* Records provided *
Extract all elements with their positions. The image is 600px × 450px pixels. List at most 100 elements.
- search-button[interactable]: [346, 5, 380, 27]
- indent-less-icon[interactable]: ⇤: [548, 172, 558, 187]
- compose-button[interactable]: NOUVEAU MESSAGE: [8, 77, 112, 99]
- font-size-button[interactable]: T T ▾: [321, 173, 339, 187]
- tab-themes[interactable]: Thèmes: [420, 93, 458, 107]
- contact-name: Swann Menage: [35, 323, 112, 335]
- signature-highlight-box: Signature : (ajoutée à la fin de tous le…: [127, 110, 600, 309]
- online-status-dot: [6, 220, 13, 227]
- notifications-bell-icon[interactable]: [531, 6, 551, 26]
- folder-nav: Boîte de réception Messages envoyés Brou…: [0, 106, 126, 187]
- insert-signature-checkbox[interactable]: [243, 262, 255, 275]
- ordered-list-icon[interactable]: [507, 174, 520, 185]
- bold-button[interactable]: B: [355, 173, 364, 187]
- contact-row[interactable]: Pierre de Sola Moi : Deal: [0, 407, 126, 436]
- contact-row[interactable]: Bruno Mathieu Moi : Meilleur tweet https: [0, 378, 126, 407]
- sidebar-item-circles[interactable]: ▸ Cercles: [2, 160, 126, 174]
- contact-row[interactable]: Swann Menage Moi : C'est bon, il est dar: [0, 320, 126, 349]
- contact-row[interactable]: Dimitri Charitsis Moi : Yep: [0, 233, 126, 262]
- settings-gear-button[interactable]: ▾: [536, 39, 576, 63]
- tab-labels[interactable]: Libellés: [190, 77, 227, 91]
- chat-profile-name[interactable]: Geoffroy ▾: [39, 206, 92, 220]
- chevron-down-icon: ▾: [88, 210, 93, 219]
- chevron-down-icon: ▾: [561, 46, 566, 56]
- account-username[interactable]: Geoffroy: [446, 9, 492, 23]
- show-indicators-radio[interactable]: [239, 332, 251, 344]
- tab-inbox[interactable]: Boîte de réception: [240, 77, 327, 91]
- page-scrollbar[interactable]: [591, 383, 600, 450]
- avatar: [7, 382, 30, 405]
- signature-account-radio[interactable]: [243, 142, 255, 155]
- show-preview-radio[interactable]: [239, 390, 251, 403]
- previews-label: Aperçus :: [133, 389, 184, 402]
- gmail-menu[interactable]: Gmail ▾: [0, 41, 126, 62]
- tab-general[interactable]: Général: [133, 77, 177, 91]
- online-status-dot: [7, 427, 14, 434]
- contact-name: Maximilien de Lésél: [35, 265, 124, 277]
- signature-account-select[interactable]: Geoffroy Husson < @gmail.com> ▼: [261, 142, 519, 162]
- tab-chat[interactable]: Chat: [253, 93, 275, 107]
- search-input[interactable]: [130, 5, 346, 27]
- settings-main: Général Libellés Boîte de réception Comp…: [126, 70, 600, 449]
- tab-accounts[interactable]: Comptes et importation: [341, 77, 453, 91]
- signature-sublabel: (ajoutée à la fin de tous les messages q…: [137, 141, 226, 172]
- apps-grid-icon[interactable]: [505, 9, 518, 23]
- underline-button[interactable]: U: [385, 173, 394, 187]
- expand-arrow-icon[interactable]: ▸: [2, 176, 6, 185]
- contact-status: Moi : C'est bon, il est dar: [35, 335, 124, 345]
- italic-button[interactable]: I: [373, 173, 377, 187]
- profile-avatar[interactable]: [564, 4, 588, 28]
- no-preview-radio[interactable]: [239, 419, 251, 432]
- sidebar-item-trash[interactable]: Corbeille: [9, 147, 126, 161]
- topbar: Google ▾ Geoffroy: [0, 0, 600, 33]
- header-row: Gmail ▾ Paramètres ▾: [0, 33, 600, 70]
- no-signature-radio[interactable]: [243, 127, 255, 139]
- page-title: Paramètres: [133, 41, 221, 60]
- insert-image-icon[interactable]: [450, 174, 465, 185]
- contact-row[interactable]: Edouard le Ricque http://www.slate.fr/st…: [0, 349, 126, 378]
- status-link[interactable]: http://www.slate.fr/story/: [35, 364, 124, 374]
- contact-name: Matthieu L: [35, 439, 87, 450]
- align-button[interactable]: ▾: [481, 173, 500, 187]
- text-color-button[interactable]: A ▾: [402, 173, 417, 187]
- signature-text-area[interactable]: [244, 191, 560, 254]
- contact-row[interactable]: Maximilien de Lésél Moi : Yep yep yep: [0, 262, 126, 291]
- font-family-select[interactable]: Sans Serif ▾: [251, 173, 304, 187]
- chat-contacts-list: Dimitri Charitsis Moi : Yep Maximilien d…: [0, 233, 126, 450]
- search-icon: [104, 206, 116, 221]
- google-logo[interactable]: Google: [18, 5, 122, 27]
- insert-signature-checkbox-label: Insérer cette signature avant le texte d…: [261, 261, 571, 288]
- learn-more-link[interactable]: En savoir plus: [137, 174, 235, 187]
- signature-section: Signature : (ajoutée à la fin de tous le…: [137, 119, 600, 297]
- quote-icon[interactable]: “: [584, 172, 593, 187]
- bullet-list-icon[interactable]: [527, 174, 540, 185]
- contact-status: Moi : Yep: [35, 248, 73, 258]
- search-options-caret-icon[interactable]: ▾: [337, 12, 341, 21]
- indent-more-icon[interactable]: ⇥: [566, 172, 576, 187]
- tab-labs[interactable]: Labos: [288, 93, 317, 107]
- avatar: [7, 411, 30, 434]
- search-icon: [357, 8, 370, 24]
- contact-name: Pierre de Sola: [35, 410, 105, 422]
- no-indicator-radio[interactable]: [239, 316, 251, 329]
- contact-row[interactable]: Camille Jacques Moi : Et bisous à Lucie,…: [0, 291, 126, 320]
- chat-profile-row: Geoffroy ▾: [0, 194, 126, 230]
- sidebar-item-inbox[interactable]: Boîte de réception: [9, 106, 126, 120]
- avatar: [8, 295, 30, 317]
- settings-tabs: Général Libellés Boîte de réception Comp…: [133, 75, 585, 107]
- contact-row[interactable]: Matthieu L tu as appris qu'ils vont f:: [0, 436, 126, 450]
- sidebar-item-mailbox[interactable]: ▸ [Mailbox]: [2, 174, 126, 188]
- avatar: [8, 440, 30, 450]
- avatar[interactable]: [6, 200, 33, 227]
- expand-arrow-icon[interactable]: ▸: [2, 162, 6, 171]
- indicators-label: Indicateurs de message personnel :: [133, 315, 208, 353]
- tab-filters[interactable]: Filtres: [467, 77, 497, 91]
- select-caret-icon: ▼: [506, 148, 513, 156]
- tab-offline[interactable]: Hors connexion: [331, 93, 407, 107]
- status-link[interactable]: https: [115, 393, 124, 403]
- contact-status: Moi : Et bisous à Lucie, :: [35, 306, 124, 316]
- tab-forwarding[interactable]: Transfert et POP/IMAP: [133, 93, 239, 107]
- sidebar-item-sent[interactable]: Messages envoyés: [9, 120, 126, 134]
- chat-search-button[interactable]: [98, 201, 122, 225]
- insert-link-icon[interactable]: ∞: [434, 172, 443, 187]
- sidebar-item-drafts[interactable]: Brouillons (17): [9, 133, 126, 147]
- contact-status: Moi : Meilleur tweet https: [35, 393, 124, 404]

* Stated goal *
Which lines in the items above contain the string "slate"? Copy each of them in full.

* Result below *
- contact-row[interactable]: Edouard le Ricque http://www.slate.fr/st…: [0, 349, 126, 378]
- status-link[interactable]: http://www.slate.fr/story/: [35, 364, 124, 374]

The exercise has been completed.